» Source data:
──────

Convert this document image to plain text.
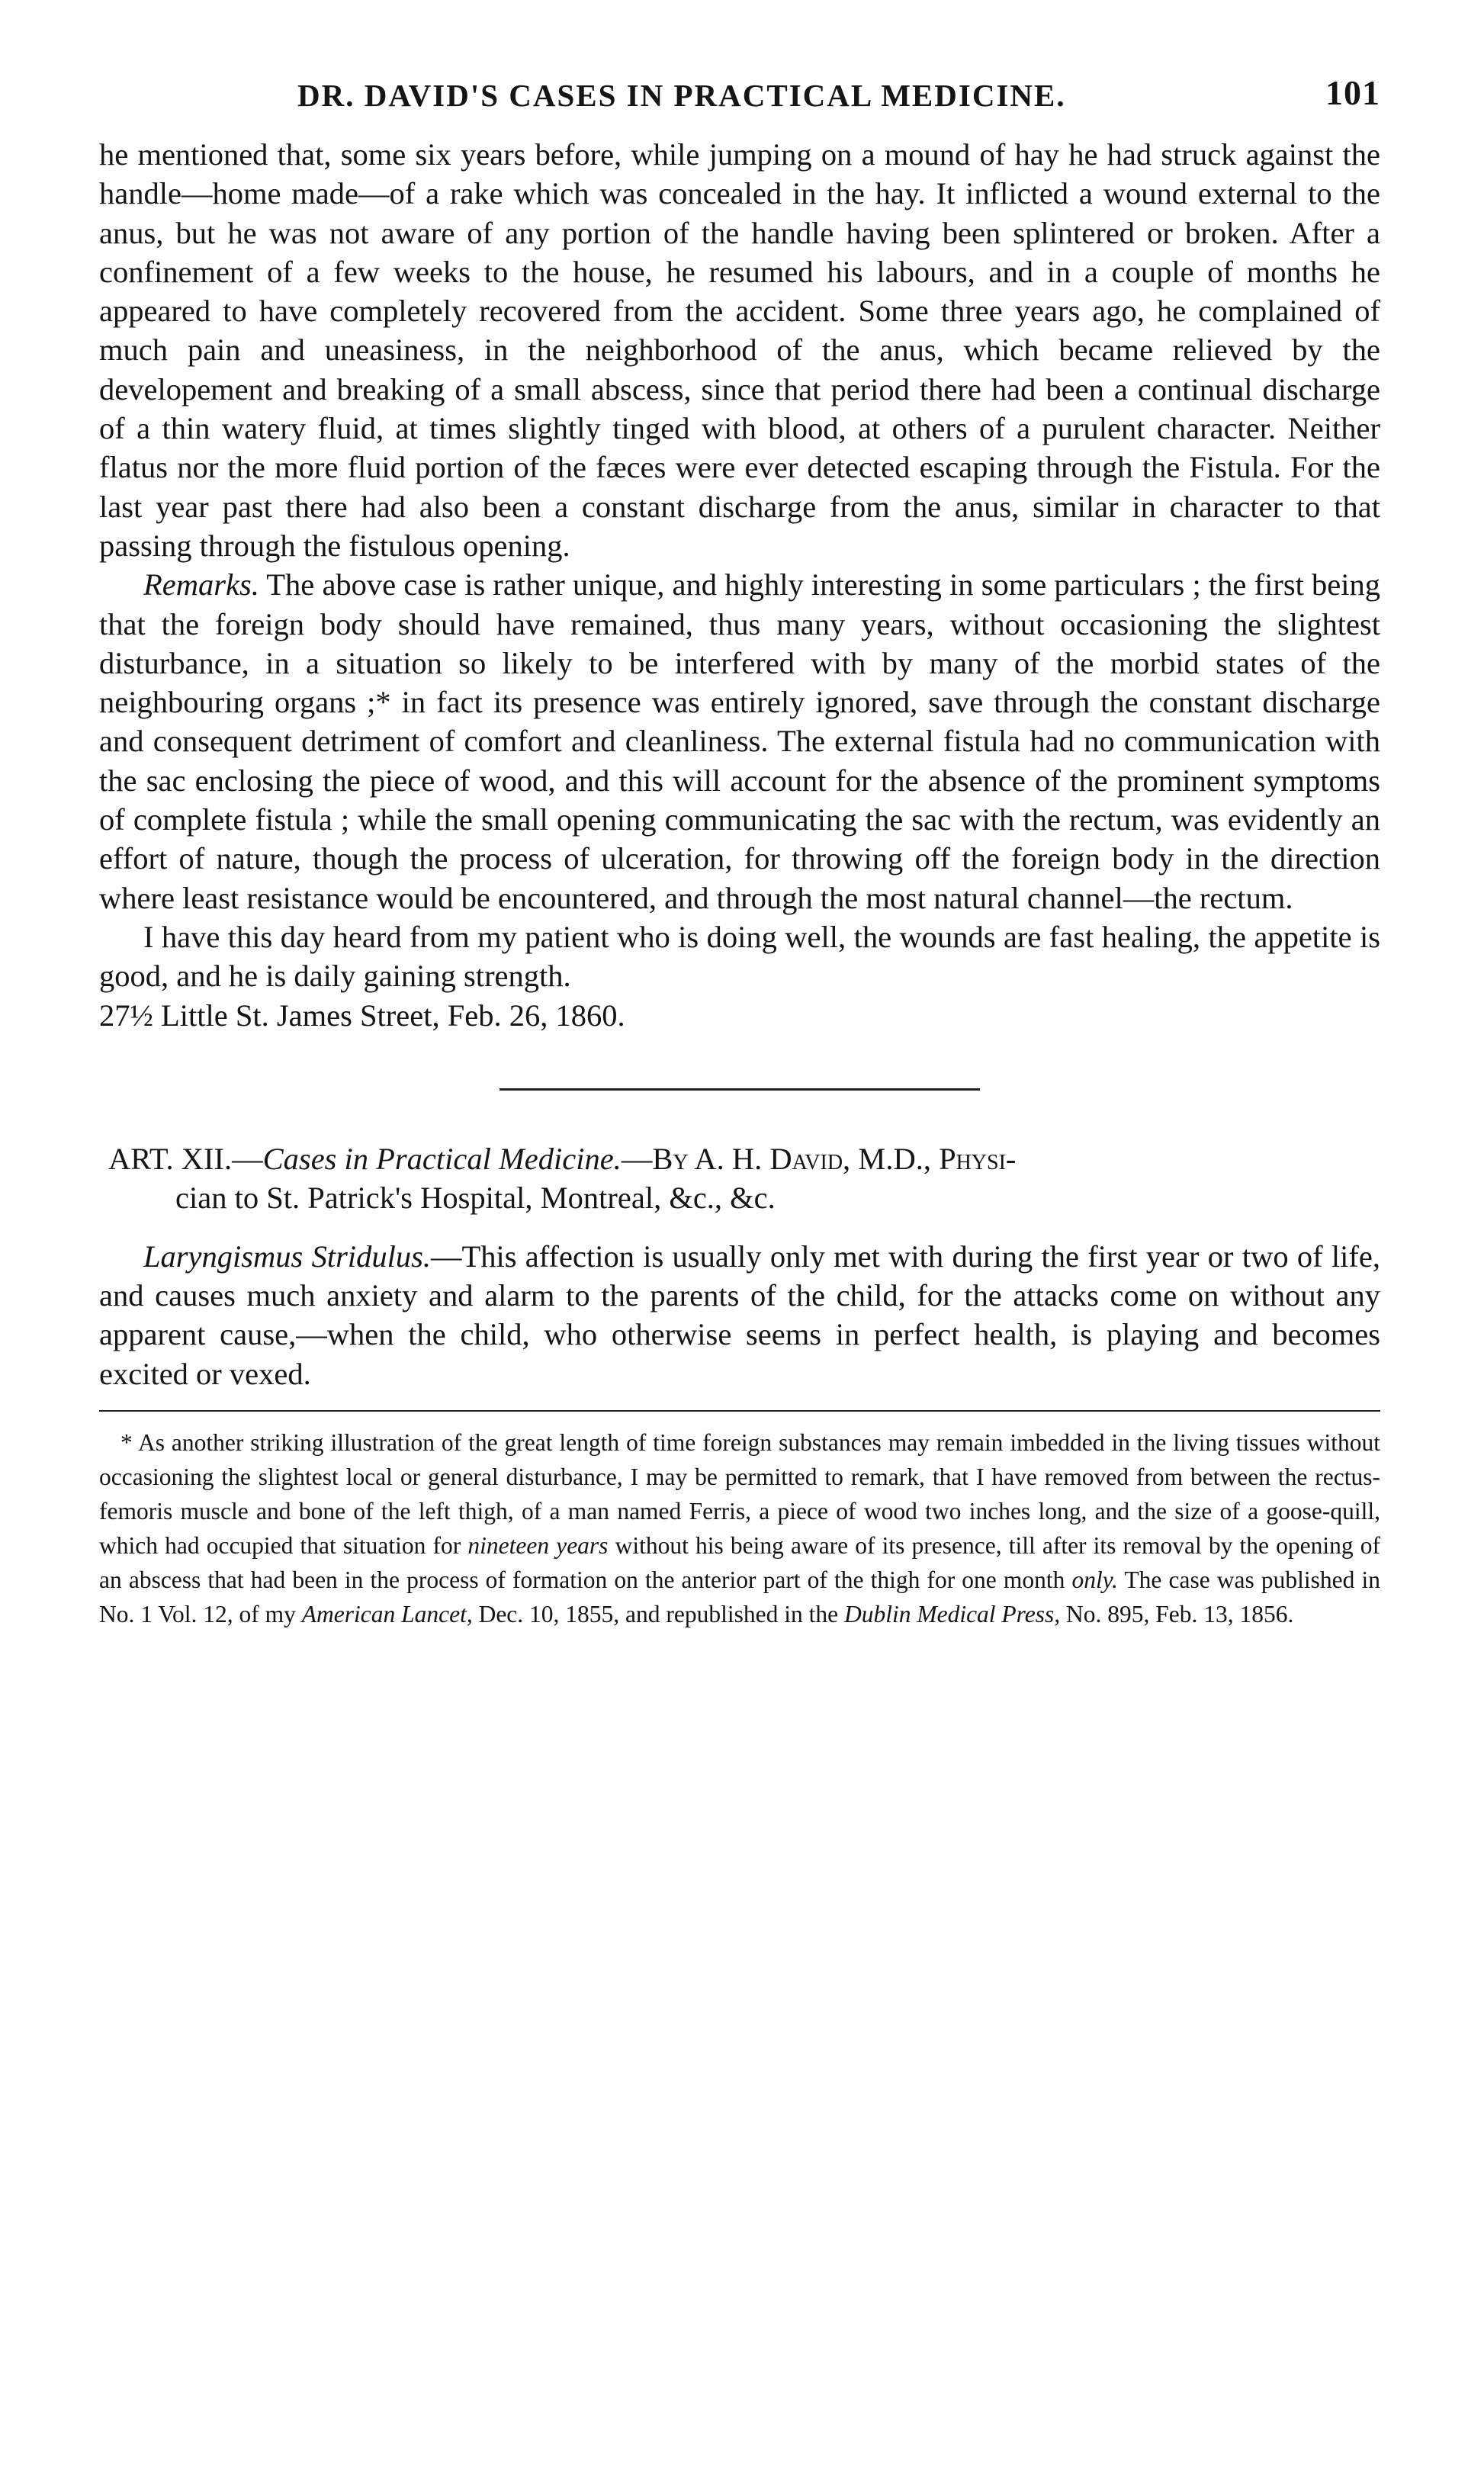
DR. DAVID'S CASES IN PRACTICAL MEDICINE.	101

he mentioned that, some six years before, while jumping on a mound of hay he had struck against the handle—home made—of a rake which was concealed in the hay. It inflicted a wound external to the anus, but he was not aware of any portion of the handle having been splintered or broken. After a confinement of a few weeks to the house, he resumed his labours, and in a couple of months he appeared to have completely recovered from the accident. Some three years ago, he complained of much pain and uneasiness, in the neighborhood of the anus, which became relieved by the developement and breaking of a small abscess, since that period there had been a continual discharge of a thin watery fluid, at times slightly tinged with blood, at others of a purulent character. Neither flatus nor the more fluid portion of the fæces were ever detected escaping through the Fistula. For the last year past there had also been a constant discharge from the anus, similar in character to that passing through the fistulous opening.

Remarks. The above case is rather unique, and highly interesting in some particulars ; the first being that the foreign body should have remained, thus many years, without occasioning the slightest disturbance, in a situation so likely to be interfered with by many of the morbid states of the neighbouring organs ;* in fact its presence was entirely ignored, save through the constant discharge and consequent detriment of comfort and cleanliness. The external fistula had no communication with the sac enclosing the piece of wood, and this will account for the absence of the prominent symptoms of complete fistula ; while the small opening communicating the sac with the rectum, was evidently an effort of nature, though the process of ulceration, for throwing off the foreign body in the direction where least resistance would be encountered, and through the most natural channel—the rectum.

I have this day heard from my patient who is doing well, the wounds are fast healing, the appetite is good, and he is daily gaining strength.

27½ Little St. James Street, Feb. 26, 1860.

ART. XII.—Cases in Practical Medicine.—By A. H. David, M.D., Physi-
cian to St. Patrick's Hospital, Montreal, &c., &c.

Laryngismus Stridulus.—This affection is usually only met with during the first year or two of life, and causes much anxiety and alarm to the parents of the child, for the attacks come on without any apparent cause,—when the child, who otherwise seems in perfect health, is playing and becomes excited or vexed.

* As another striking illustration of the great length of time foreign substances may remain imbedded in the living tissues without occasioning the slightest local or general disturbance, I may be permitted to remark, that I have removed from between the rectus-femoris muscle and bone of the left thigh, of a man named Ferris, a piece of wood two inches long, and the size of a goose-quill, which had occupied that situation for nineteen years without his being aware of its presence, till after its removal by the opening of an abscess that had been in the process of formation on the anterior part of the thigh for one month only. The case was published in No. 1 Vol. 12, of my American Lancet, Dec. 10, 1855, and republished in the Dublin Medical Press, No. 895, Feb. 13, 1856.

──────

» Goal: Restate the data above word for word. Do not include the images.

» Result of the task:
Convert this document image to plain text.
DR. DAVID'S CASES IN PRACTICAL MEDICINE.	101

he mentioned that, some six years before, while jumping on a mound of hay he had struck against the handle—home made—of a rake which was concealed in the hay. It inflicted a wound external to the anus, but he was not aware of any portion of the handle having been splintered or broken. After a confinement of a few weeks to the house, he resumed his labours, and in a couple of months he appeared to have completely recovered from the accident. Some three years ago, he complained of much pain and uneasiness, in the neighborhood of the anus, which became relieved by the developement and breaking of a small abscess, since that period there had been a continual discharge of a thin watery fluid, at times slightly tinged with blood, at others of a purulent character. Neither flatus nor the more fluid portion of the fæces were ever detected escaping through the Fistula. For the last year past there had also been a constant discharge from the anus, similar in character to that passing through the fistulous opening.

Remarks. The above case is rather unique, and highly interesting in some particulars ; the first being that the foreign body should have remained, thus many years, without occasioning the slightest disturbance, in a situation so likely to be interfered with by many of the morbid states of the neighbouring organs ;* in fact its presence was entirely ignored, save through the constant discharge and consequent detriment of comfort and cleanliness. The external fistula had no communication with the sac enclosing the piece of wood, and this will account for the absence of the prominent symptoms of complete fistula ; while the small opening communicating the sac with the rectum, was evidently an effort of nature, though the process of ulceration, for throwing off the foreign body in the direction where least resistance would be encountered, and through the most natural channel—the rectum.

I have this day heard from my patient who is doing well, the wounds are fast healing, the appetite is good, and he is daily gaining strength.

27½ Little St. James Street, Feb. 26, 1860.

ART. XII.—Cases in Practical Medicine.—By A. H. David, M.D., Physi-
cian to St. Patrick's Hospital, Montreal, &c., &c.

Laryngismus Stridulus.—This affection is usually only met with during the first year or two of life, and causes much anxiety and alarm to the parents of the child, for the attacks come on without any apparent cause,—when the child, who otherwise seems in perfect health, is playing and becomes excited or vexed.

* As another striking illustration of the great length of time foreign substances may remain imbedded in the living tissues without occasioning the slightest local or general disturbance, I may be permitted to remark, that I have removed from between the rectus-femoris muscle and bone of the left thigh, of a man named Ferris, a piece of wood two inches long, and the size of a goose-quill, which had occupied that situation for nineteen years without his being aware of its presence, till after its removal by the opening of an abscess that had been in the process of formation on the anterior part of the thigh for one month only. The case was published in No. 1 Vol. 12, of my American Lancet, Dec. 10, 1855, and republished in the Dublin Medical Press, No. 895, Feb. 13, 1856.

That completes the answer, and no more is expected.